TASK REQUIREMENTS: Your answer should repeat every record verbatim.

(Stored dataset items)
<<<<
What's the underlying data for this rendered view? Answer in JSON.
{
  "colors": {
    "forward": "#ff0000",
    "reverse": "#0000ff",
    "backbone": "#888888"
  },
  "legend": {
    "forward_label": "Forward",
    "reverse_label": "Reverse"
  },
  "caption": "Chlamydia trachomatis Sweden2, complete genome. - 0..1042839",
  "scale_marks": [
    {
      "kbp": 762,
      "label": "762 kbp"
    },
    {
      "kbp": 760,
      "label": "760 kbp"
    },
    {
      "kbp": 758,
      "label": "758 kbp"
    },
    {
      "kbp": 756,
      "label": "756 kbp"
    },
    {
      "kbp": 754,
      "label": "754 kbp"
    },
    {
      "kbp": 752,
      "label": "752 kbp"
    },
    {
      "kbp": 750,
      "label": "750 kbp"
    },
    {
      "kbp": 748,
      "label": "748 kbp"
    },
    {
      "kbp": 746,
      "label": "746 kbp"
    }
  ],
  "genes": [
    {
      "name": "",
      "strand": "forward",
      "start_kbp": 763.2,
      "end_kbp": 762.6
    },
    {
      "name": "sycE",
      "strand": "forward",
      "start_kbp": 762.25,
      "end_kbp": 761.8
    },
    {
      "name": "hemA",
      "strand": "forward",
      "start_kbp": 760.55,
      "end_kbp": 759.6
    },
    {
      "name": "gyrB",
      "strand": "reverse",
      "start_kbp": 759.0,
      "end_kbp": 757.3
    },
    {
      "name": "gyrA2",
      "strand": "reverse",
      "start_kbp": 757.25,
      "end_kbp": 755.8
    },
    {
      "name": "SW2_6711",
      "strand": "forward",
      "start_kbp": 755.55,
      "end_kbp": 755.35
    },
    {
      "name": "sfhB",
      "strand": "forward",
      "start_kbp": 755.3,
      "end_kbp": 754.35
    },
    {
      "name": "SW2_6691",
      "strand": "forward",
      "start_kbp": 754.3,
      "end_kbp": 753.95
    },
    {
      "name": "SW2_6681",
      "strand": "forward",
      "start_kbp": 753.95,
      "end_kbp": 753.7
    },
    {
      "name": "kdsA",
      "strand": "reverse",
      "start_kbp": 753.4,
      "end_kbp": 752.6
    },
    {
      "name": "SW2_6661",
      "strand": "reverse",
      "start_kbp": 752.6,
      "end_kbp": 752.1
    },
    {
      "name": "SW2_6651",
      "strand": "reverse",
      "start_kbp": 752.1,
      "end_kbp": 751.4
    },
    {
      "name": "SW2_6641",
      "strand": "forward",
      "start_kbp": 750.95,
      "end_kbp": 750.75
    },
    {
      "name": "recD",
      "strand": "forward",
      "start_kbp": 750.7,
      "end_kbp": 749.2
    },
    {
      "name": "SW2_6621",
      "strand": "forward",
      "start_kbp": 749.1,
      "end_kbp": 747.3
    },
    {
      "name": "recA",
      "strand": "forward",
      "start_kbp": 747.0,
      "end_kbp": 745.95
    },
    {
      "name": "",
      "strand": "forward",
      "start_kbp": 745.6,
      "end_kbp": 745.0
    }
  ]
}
>>>>
COMPLETED EXERCISE:
What's the underlying data for this rendered view? Answer in JSON.
{
  "colors": {
    "forward": "#ff0000",
    "reverse": "#0000ff",
    "backbone": "#888888"
  },
  "legend": {
    "forward_label": "Forward",
    "reverse_label": "Reverse"
  },
  "caption": "Chlamydia trachomatis Sweden2, complete genome. - 0..1042839",
  "scale_marks": [
    {
      "kbp": 762,
      "label": "762 kbp"
    },
    {
      "kbp": 760,
      "label": "760 kbp"
    },
    {
      "kbp": 758,
      "label": "758 kbp"
    },
    {
      "kbp": 756,
      "label": "756 kbp"
    },
    {
      "kbp": 754,
      "label": "754 kbp"
    },
    {
      "kbp": 752,
      "label": "752 kbp"
    },
    {
      "kbp": 750,
      "label": "750 kbp"
    },
    {
      "kbp": 748,
      "label": "748 kbp"
    },
    {
      "kbp": 746,
      "label": "746 kbp"
    }
  ],
  "genes": [
    {
      "name": "",
      "strand": "forward",
      "start_kbp": 763.2,
      "end_kbp": 762.6
    },
    {
      "name": "sycE",
      "strand": "forward",
      "start_kbp": 762.25,
      "end_kbp": 761.8
    },
    {
      "name": "hemA",
      "strand": "forward",
      "start_kbp": 760.55,
      "end_kbp": 759.6
    },
    {
      "name": "gyrB",
      "strand": "reverse",
      "start_kbp": 759.0,
      "end_kbp": 757.3
    },
    {
      "name": "gyrA2",
      "strand": "reverse",
      "start_kbp": 757.25,
      "end_kbp": 755.8
    },
    {
      "name": "SW2_6711",
      "strand": "forward",
      "start_kbp": 755.55,
      "end_kbp": 755.35
    },
    {
      "name": "sfhB",
      "strand": "forward",
      "start_kbp": 755.3,
      "end_kbp": 754.35
    },
    {
      "name": "SW2_6691",
      "strand": "forward",
      "start_kbp": 754.3,
      "end_kbp": 753.95
    },
    {
      "name": "SW2_6681",
      "strand": "forward",
      "start_kbp": 753.95,
      "end_kbp": 753.7
    },
    {
      "name": "kdsA",
      "strand": "reverse",
      "start_kbp": 753.4,
      "end_kbp": 752.6
    },
    {
      "name": "SW2_6661",
      "strand": "reverse",
      "start_kbp": 752.6,
      "end_kbp": 752.1
    },
    {
      "name": "SW2_6651",
      "strand": "reverse",
      "start_kbp": 752.1,
      "end_kbp": 751.4
    },
    {
      "name": "SW2_6641",
      "strand": "forward",
      "start_kbp": 750.95,
      "end_kbp": 750.75
    },
    {
      "name": "recD",
      "strand": "forward",
      "start_kbp": 750.7,
      "end_kbp": 749.2
    },
    {
      "name": "SW2_6621",
      "strand": "forward",
      "start_kbp": 749.1,
      "end_kbp": 747.3
    },
    {
      "name": "recA",
      "strand": "forward",
      "start_kbp": 747.0,
      "end_kbp": 745.95
    },
    {
      "name": "",
      "strand": "forward",
      "start_kbp": 745.6,
      "end_kbp": 745.0
    }
  ]
}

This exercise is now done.